Given request =>
Each line containing the word "치료하는" should be found and copied.

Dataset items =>
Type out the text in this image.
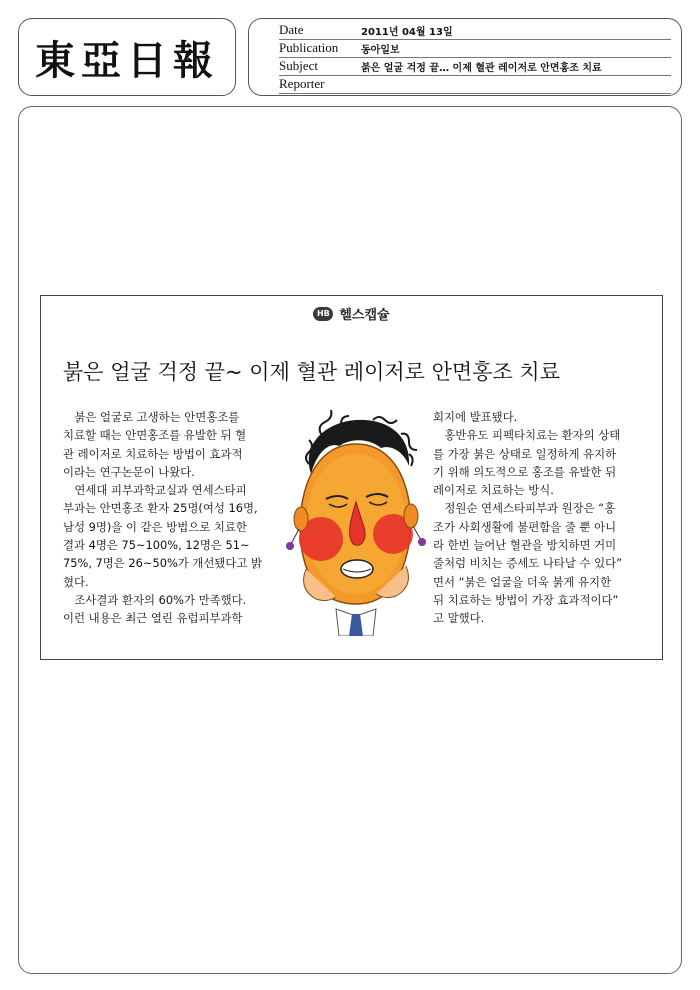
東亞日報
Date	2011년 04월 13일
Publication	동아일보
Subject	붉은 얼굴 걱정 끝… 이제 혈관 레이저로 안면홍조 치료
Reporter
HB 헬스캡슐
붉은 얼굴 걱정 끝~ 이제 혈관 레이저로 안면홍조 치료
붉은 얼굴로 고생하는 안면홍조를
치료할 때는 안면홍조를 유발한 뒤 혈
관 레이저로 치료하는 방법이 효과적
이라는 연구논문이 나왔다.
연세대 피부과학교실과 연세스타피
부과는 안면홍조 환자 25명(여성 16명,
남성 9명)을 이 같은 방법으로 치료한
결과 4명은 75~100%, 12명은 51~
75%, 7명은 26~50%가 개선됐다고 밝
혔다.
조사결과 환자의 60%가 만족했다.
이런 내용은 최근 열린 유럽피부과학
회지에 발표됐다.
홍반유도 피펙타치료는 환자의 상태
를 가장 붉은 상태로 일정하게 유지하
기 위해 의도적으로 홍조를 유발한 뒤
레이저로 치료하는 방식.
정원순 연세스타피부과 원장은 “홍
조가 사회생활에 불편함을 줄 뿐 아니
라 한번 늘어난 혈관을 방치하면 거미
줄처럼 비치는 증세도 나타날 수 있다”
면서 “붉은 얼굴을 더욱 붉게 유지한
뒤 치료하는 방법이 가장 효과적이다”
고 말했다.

Answer in full =>
관 레이저로 치료하는 방법이 효과적
레이저로 치료하는 방식.
뒤 치료하는 방법이 가장 효과적이다”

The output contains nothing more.